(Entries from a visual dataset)
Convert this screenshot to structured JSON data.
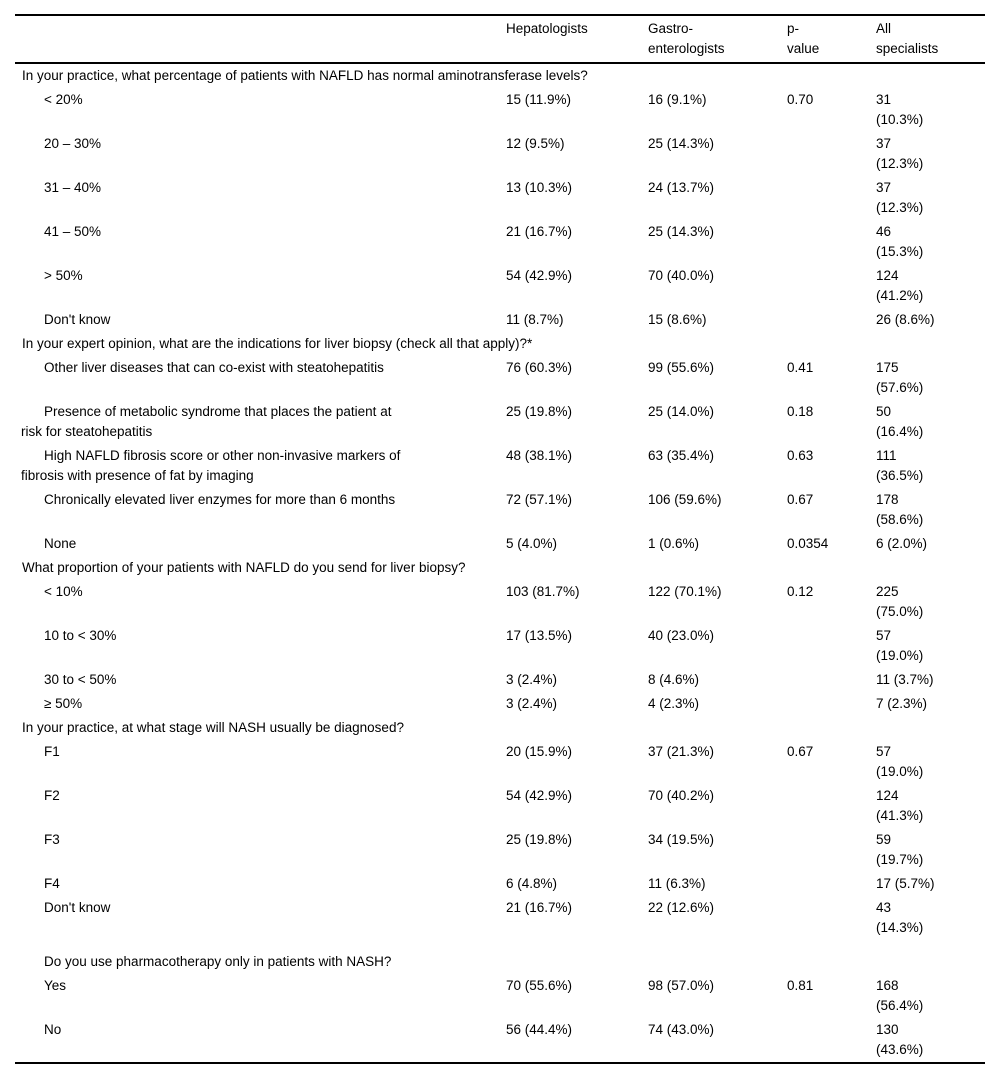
{
  "page": {
    "background_color": "#ffffff",
    "text_color": "#000000",
    "rule_color": "#000000"
  },
  "table": {
    "columns": [
      "",
      "Hepatologists",
      "Gastro-\nenterologists",
      "p-\nvalue",
      "All\nspecialists"
    ],
    "sections": [
      {
        "question": "In your practice, what percentage of patients with NAFLD has normal aminotransferase levels?",
        "indented": false,
        "extra_space_above": false,
        "rows": [
          {
            "cells": [
              "< 20%",
              "15 (11.9%)",
              "16 (9.1%)",
              "0.70",
              "31\n(10.3%)"
            ]
          },
          {
            "cells": [
              "20 – 30%",
              "12 (9.5%)",
              "25 (14.3%)",
              "",
              "37\n(12.3%)"
            ]
          },
          {
            "cells": [
              "31 – 40%",
              "13 (10.3%)",
              "24 (13.7%)",
              "",
              "37\n(12.3%)"
            ]
          },
          {
            "cells": [
              "41 – 50%",
              "21 (16.7%)",
              "25 (14.3%)",
              "",
              "46\n(15.3%)"
            ]
          },
          {
            "cells": [
              "> 50%",
              "54 (42.9%)",
              "70 (40.0%)",
              "",
              "124\n(41.2%)"
            ]
          },
          {
            "cells": [
              "Don't know",
              "11 (8.7%)",
              "15 (8.6%)",
              "",
              "26 (8.6%)"
            ]
          }
        ]
      },
      {
        "question": "In your expert opinion, what are the indications for liver biopsy (check all that apply)?*",
        "indented": false,
        "extra_space_above": false,
        "rows": [
          {
            "cells": [
              "Other liver diseases that can co-exist with steatohepatitis",
              "76 (60.3%)",
              "99 (55.6%)",
              "0.41",
              "175\n(57.6%)"
            ]
          },
          {
            "cells": [
              "Presence of metabolic syndrome that places the patient at\nrisk for steatohepatitis",
              "25 (19.8%)",
              "25 (14.0%)",
              "0.18",
              "50\n(16.4%)"
            ]
          },
          {
            "cells": [
              "High NAFLD fibrosis score or other non-invasive markers of\nfibrosis with presence of fat by imaging",
              "48 (38.1%)",
              "63 (35.4%)",
              "0.63",
              "111\n(36.5%)"
            ]
          },
          {
            "cells": [
              "Chronically elevated liver enzymes for more than 6 months",
              "72 (57.1%)",
              "106 (59.6%)",
              "0.67",
              "178\n(58.6%)"
            ]
          },
          {
            "cells": [
              "None",
              "5 (4.0%)",
              "1 (0.6%)",
              "0.0354",
              "6 (2.0%)"
            ]
          }
        ]
      },
      {
        "question": "What proportion of your patients with NAFLD do you send for liver biopsy?",
        "indented": false,
        "extra_space_above": false,
        "rows": [
          {
            "cells": [
              "< 10%",
              "103 (81.7%)",
              "122 (70.1%)",
              "0.12",
              "225\n(75.0%)"
            ]
          },
          {
            "cells": [
              "10 to < 30%",
              "17 (13.5%)",
              "40 (23.0%)",
              "",
              "57\n(19.0%)"
            ]
          },
          {
            "cells": [
              "30 to < 50%",
              "3 (2.4%)",
              "8 (4.6%)",
              "",
              "11 (3.7%)"
            ]
          },
          {
            "cells": [
              "≥ 50%",
              "3 (2.4%)",
              "4 (2.3%)",
              "",
              "7 (2.3%)"
            ]
          }
        ]
      },
      {
        "question": "In your practice, at what stage will NASH usually be diagnosed?",
        "indented": false,
        "extra_space_above": false,
        "rows": [
          {
            "cells": [
              "F1",
              "20 (15.9%)",
              "37 (21.3%)",
              "0.67",
              "57\n(19.0%)"
            ]
          },
          {
            "cells": [
              "F2",
              "54 (42.9%)",
              "70 (40.2%)",
              "",
              "124\n(41.3%)"
            ]
          },
          {
            "cells": [
              "F3",
              "25 (19.8%)",
              "34 (19.5%)",
              "",
              "59\n(19.7%)"
            ]
          },
          {
            "cells": [
              "F4",
              "6 (4.8%)",
              "11 (6.3%)",
              "",
              "17 (5.7%)"
            ]
          },
          {
            "cells": [
              "Don't know",
              "21 (16.7%)",
              "22 (12.6%)",
              "",
              "43\n(14.3%)"
            ]
          }
        ]
      },
      {
        "question": "Do you use pharmacotherapy only in patients with NASH?",
        "indented": true,
        "extra_space_above": true,
        "rows": [
          {
            "cells": [
              "Yes",
              "70 (55.6%)",
              "98 (57.0%)",
              "0.81",
              "168\n(56.4%)"
            ]
          },
          {
            "cells": [
              "No",
              "56 (44.4%)",
              "74 (43.0%)",
              "",
              "130\n(43.6%)"
            ]
          }
        ]
      }
    ]
  }
}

### Task prompt
A word-for-word repetition of the data above, without pictures, is the expected answer.

### Solution
Convert this screenshot to structured JSON data.
{
  "page": {
    "background_color": "#ffffff",
    "text_color": "#000000",
    "rule_color": "#000000"
  },
  "table": {
    "columns": [
      "",
      "Hepatologists",
      "Gastro-\nenterologists",
      "p-\nvalue",
      "All\nspecialists"
    ],
    "sections": [
      {
        "question": "In your practice, what percentage of patients with NAFLD has normal aminotransferase levels?",
        "indented": false,
        "extra_space_above": false,
        "rows": [
          {
            "cells": [
              "< 20%",
              "15 (11.9%)",
              "16 (9.1%)",
              "0.70",
              "31\n(10.3%)"
            ]
          },
          {
            "cells": [
              "20 – 30%",
              "12 (9.5%)",
              "25 (14.3%)",
              "",
              "37\n(12.3%)"
            ]
          },
          {
            "cells": [
              "31 – 40%",
              "13 (10.3%)",
              "24 (13.7%)",
              "",
              "37\n(12.3%)"
            ]
          },
          {
            "cells": [
              "41 – 50%",
              "21 (16.7%)",
              "25 (14.3%)",
              "",
              "46\n(15.3%)"
            ]
          },
          {
            "cells": [
              "> 50%",
              "54 (42.9%)",
              "70 (40.0%)",
              "",
              "124\n(41.2%)"
            ]
          },
          {
            "cells": [
              "Don't know",
              "11 (8.7%)",
              "15 (8.6%)",
              "",
              "26 (8.6%)"
            ]
          }
        ]
      },
      {
        "question": "In your expert opinion, what are the indications for liver biopsy (check all that apply)?*",
        "indented": false,
        "extra_space_above": false,
        "rows": [
          {
            "cells": [
              "Other liver diseases that can co-exist with steatohepatitis",
              "76 (60.3%)",
              "99 (55.6%)",
              "0.41",
              "175\n(57.6%)"
            ]
          },
          {
            "cells": [
              "Presence of metabolic syndrome that places the patient at\nrisk for steatohepatitis",
              "25 (19.8%)",
              "25 (14.0%)",
              "0.18",
              "50\n(16.4%)"
            ]
          },
          {
            "cells": [
              "High NAFLD fibrosis score or other non-invasive markers of\nfibrosis with presence of fat by imaging",
              "48 (38.1%)",
              "63 (35.4%)",
              "0.63",
              "111\n(36.5%)"
            ]
          },
          {
            "cells": [
              "Chronically elevated liver enzymes for more than 6 months",
              "72 (57.1%)",
              "106 (59.6%)",
              "0.67",
              "178\n(58.6%)"
            ]
          },
          {
            "cells": [
              "None",
              "5 (4.0%)",
              "1 (0.6%)",
              "0.0354",
              "6 (2.0%)"
            ]
          }
        ]
      },
      {
        "question": "What proportion of your patients with NAFLD do you send for liver biopsy?",
        "indented": false,
        "extra_space_above": false,
        "rows": [
          {
            "cells": [
              "< 10%",
              "103 (81.7%)",
              "122 (70.1%)",
              "0.12",
              "225\n(75.0%)"
            ]
          },
          {
            "cells": [
              "10 to < 30%",
              "17 (13.5%)",
              "40 (23.0%)",
              "",
              "57\n(19.0%)"
            ]
          },
          {
            "cells": [
              "30 to < 50%",
              "3 (2.4%)",
              "8 (4.6%)",
              "",
              "11 (3.7%)"
            ]
          },
          {
            "cells": [
              "≥ 50%",
              "3 (2.4%)",
              "4 (2.3%)",
              "",
              "7 (2.3%)"
            ]
          }
        ]
      },
      {
        "question": "In your practice, at what stage will NASH usually be diagnosed?",
        "indented": false,
        "extra_space_above": false,
        "rows": [
          {
            "cells": [
              "F1",
              "20 (15.9%)",
              "37 (21.3%)",
              "0.67",
              "57\n(19.0%)"
            ]
          },
          {
            "cells": [
              "F2",
              "54 (42.9%)",
              "70 (40.2%)",
              "",
              "124\n(41.3%)"
            ]
          },
          {
            "cells": [
              "F3",
              "25 (19.8%)",
              "34 (19.5%)",
              "",
              "59\n(19.7%)"
            ]
          },
          {
            "cells": [
              "F4",
              "6 (4.8%)",
              "11 (6.3%)",
              "",
              "17 (5.7%)"
            ]
          },
          {
            "cells": [
              "Don't know",
              "21 (16.7%)",
              "22 (12.6%)",
              "",
              "43\n(14.3%)"
            ]
          }
        ]
      },
      {
        "question": "Do you use pharmacotherapy only in patients with NASH?",
        "indented": true,
        "extra_space_above": true,
        "rows": [
          {
            "cells": [
              "Yes",
              "70 (55.6%)",
              "98 (57.0%)",
              "0.81",
              "168\n(56.4%)"
            ]
          },
          {
            "cells": [
              "No",
              "56 (44.4%)",
              "74 (43.0%)",
              "",
              "130\n(43.6%)"
            ]
          }
        ]
      }
    ]
  }
}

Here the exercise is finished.